#### What you have to do:
Retype the lines below word for word, beginning with the line that contains "List UI elements" and continuing through the line that contains "415, 412, 539]", with both of those lines included. Leave the pictures out of your copy.

#### Extracted entries:
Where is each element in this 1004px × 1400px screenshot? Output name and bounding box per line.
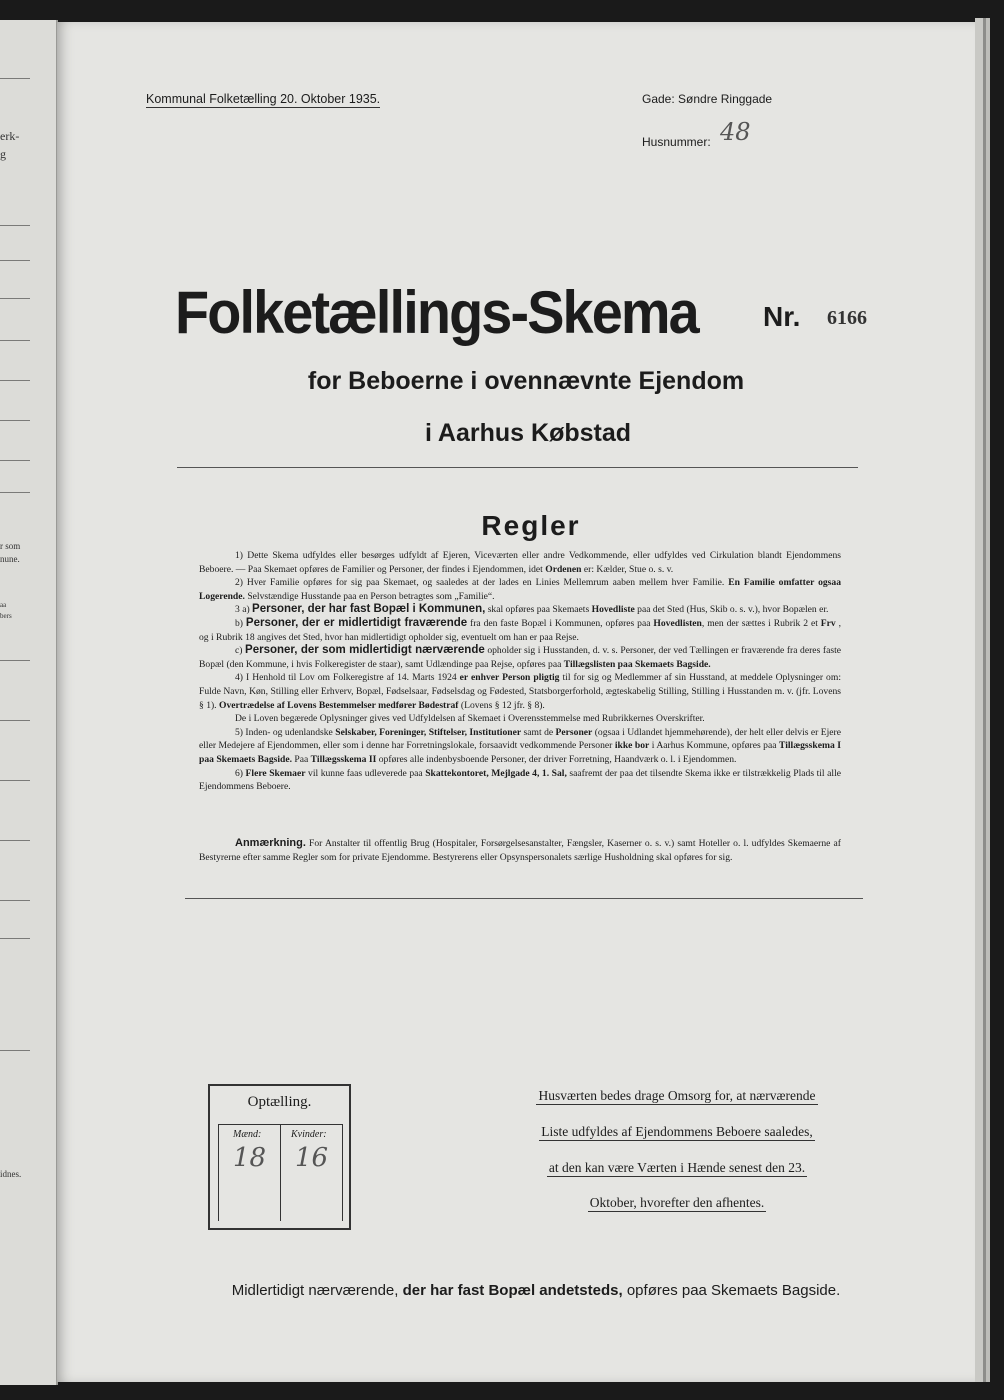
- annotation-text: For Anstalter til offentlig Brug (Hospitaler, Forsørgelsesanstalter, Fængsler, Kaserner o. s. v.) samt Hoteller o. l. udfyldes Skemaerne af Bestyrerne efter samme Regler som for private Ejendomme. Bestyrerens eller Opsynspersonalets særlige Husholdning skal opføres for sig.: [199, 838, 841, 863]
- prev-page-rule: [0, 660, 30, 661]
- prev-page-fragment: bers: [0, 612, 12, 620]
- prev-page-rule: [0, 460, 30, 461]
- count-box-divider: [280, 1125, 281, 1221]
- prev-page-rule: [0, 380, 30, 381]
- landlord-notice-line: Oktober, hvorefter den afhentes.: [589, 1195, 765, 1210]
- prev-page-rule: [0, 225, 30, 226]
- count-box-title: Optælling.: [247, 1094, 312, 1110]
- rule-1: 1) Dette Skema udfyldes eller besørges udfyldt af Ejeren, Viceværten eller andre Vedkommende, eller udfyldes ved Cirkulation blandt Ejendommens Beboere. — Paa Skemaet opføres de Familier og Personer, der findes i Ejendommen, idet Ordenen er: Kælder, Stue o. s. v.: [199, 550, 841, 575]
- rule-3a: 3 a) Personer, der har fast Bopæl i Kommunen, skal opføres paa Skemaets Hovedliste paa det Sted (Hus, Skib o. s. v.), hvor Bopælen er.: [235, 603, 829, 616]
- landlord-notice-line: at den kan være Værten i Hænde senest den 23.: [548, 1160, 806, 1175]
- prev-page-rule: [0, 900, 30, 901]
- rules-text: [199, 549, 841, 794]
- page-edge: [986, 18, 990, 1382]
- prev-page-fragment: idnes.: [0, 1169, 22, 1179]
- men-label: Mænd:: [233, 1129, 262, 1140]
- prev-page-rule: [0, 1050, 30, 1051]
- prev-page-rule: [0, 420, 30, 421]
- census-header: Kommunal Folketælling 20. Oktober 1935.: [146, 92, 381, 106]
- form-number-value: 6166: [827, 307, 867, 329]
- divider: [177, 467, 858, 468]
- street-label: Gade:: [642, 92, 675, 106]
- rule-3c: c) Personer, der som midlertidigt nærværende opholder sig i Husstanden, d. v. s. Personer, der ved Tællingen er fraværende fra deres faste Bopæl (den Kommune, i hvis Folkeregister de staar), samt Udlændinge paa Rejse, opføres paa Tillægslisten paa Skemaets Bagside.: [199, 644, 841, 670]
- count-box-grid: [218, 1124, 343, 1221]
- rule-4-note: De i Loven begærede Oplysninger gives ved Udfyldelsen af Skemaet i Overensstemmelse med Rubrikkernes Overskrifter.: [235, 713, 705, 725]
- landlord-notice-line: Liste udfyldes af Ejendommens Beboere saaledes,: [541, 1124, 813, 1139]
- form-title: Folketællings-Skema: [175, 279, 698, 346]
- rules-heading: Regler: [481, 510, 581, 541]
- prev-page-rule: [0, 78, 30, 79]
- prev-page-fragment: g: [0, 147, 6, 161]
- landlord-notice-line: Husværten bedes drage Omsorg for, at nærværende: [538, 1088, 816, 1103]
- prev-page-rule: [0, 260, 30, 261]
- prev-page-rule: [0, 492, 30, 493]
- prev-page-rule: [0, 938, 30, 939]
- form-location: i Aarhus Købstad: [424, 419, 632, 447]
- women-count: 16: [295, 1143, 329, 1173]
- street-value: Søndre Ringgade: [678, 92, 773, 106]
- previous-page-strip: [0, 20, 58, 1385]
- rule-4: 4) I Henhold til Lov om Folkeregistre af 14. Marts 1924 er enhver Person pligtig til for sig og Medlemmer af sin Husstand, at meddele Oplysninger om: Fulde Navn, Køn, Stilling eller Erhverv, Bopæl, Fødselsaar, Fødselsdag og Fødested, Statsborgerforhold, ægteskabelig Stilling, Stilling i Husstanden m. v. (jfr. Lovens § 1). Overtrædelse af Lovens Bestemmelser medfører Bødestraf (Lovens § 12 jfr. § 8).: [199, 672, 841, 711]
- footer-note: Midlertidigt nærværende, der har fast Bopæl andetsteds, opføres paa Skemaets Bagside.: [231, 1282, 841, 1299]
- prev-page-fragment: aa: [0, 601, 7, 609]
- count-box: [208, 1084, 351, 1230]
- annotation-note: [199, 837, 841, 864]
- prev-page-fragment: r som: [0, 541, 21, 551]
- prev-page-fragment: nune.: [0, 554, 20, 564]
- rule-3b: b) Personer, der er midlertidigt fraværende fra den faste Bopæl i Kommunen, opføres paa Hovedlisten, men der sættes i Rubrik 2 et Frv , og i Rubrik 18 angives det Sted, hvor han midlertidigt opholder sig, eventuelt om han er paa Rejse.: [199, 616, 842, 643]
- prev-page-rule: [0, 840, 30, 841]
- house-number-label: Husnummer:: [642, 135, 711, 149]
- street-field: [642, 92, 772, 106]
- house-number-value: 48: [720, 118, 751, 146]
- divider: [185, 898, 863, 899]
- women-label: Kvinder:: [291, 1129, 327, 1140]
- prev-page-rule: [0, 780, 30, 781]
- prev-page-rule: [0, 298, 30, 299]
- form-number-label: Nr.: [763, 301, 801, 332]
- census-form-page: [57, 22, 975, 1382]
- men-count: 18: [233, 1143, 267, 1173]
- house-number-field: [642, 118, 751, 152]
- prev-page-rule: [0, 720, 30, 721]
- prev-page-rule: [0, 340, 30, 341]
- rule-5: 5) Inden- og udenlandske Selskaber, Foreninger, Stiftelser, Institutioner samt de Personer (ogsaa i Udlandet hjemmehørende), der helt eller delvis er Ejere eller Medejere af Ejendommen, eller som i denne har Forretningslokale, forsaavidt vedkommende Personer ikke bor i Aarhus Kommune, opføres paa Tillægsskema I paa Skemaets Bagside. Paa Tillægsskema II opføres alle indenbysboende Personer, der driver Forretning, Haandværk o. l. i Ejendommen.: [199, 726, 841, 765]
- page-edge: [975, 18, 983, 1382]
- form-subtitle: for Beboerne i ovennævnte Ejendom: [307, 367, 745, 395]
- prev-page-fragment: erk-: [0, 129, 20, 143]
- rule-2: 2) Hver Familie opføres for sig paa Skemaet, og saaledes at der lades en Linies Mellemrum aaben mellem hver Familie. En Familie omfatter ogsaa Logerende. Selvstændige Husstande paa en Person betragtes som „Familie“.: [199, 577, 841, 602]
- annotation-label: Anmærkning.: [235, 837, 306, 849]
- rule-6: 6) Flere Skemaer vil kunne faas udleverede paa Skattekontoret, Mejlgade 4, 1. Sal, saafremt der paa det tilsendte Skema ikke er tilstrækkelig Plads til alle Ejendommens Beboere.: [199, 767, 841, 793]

* * *

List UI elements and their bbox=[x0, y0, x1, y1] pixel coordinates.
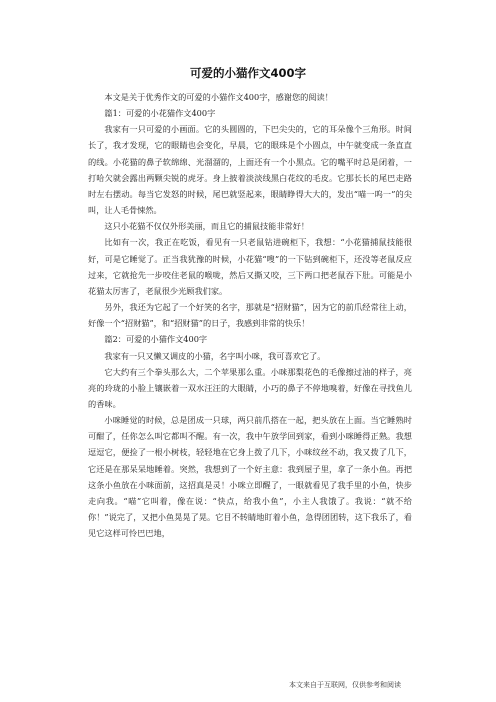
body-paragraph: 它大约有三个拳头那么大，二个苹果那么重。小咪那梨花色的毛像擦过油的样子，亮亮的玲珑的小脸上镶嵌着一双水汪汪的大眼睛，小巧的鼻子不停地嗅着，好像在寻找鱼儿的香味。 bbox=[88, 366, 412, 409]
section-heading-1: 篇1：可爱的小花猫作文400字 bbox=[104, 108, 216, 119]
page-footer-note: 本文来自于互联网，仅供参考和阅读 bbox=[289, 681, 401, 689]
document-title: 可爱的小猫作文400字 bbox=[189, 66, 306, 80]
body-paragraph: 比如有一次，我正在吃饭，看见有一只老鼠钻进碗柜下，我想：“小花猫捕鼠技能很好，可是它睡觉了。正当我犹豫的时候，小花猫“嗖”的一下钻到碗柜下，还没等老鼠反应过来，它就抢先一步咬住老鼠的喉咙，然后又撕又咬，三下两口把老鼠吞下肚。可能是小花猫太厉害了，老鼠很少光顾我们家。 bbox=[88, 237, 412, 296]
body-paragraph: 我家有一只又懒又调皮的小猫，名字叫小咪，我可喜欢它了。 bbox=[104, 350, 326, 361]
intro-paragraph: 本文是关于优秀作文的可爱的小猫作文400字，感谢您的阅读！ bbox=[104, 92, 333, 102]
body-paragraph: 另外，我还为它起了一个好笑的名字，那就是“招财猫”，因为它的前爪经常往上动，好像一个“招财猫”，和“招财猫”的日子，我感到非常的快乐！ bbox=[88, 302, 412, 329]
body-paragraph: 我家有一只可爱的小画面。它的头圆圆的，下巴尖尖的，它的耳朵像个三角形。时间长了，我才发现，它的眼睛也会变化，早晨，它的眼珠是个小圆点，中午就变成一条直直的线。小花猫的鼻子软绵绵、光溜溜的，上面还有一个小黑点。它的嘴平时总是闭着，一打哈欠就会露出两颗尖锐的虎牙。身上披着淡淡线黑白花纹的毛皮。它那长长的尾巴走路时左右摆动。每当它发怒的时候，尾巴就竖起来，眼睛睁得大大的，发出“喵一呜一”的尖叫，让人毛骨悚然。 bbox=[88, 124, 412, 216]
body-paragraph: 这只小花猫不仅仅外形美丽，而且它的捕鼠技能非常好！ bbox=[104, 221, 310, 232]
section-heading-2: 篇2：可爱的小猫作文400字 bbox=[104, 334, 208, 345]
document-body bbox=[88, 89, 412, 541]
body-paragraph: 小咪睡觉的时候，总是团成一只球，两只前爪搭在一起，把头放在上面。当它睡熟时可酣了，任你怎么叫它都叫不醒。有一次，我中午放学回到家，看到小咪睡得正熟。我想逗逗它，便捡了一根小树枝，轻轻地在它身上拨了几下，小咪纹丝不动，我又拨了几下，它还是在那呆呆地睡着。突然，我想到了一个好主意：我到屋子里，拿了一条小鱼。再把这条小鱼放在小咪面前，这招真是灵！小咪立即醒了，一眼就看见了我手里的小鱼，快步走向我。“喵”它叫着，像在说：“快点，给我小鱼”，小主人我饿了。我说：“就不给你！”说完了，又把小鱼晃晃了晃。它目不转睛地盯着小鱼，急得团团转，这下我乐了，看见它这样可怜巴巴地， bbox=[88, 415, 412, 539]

#### Answer to the task:
List UI elements and their bbox=[x0, y0, x1, y1] pixel coordinates.
body-paragraph: 它大约有三个拳头那么大，二个苹果那么重。小咪那梨花色的毛像擦过油的样子，亮亮的玲珑的小脸上镶嵌着一双水汪汪的大眼睛，小巧的鼻子不停地嗅着，好像在寻找鱼儿的香味。 bbox=[88, 366, 412, 409]
section-heading-1: 篇1：可爱的小花猫作文400字 bbox=[104, 108, 216, 119]
page-footer-note: 本文来自于互联网，仅供参考和阅读 bbox=[289, 681, 401, 689]
document-title: 可爱的小猫作文400字 bbox=[189, 66, 306, 80]
body-paragraph: 比如有一次，我正在吃饭，看见有一只老鼠钻进碗柜下，我想：“小花猫捕鼠技能很好，可是它睡觉了。正当我犹豫的时候，小花猫“嗖”的一下钻到碗柜下，还没等老鼠反应过来，它就抢先一步咬住老鼠的喉咙，然后又撕又咬，三下两口把老鼠吞下肚。可能是小花猫太厉害了，老鼠很少光顾我们家。 bbox=[88, 237, 412, 296]
body-paragraph: 我家有一只又懒又调皮的小猫，名字叫小咪，我可喜欢它了。 bbox=[104, 350, 326, 361]
intro-paragraph: 本文是关于优秀作文的可爱的小猫作文400字，感谢您的阅读！ bbox=[104, 92, 333, 102]
body-paragraph: 另外，我还为它起了一个好笑的名字，那就是“招财猫”，因为它的前爪经常往上动，好像一个“招财猫”，和“招财猫”的日子，我感到非常的快乐！ bbox=[88, 302, 412, 329]
body-paragraph: 我家有一只可爱的小画面。它的头圆圆的，下巴尖尖的，它的耳朵像个三角形。时间长了，我才发现，它的眼睛也会变化，早晨，它的眼珠是个小圆点，中午就变成一条直直的线。小花猫的鼻子软绵绵、光溜溜的，上面还有一个小黑点。它的嘴平时总是闭着，一打哈欠就会露出两颗尖锐的虎牙。身上披着淡淡线黑白花纹的毛皮。它那长长的尾巴走路时左右摆动。每当它发怒的时候，尾巴就竖起来，眼睛睁得大大的，发出“喵一呜一”的尖叫，让人毛骨悚然。 bbox=[88, 124, 412, 216]
body-paragraph: 这只小花猫不仅仅外形美丽，而且它的捕鼠技能非常好！ bbox=[104, 221, 310, 232]
section-heading-2: 篇2：可爱的小猫作文400字 bbox=[104, 334, 208, 345]
document-body bbox=[88, 89, 412, 541]
body-paragraph: 小咪睡觉的时候，总是团成一只球，两只前爪搭在一起，把头放在上面。当它睡熟时可酣了，任你怎么叫它都叫不醒。有一次，我中午放学回到家，看到小咪睡得正熟。我想逗逗它，便捡了一根小树枝，轻轻地在它身上拨了几下，小咪纹丝不动，我又拨了几下，它还是在那呆呆地睡着。突然，我想到了一个好主意：我到屋子里，拿了一条小鱼。再把这条小鱼放在小咪面前，这招真是灵！小咪立即醒了，一眼就看见了我手里的小鱼，快步走向我。“喵”它叫着，像在说：“快点，给我小鱼”，小主人我饿了。我说：“就不给你！”说完了，又把小鱼晃晃了晃。它目不转睛地盯着小鱼，急得团团转，这下我乐了，看见它这样可怜巴巴地， bbox=[88, 415, 412, 539]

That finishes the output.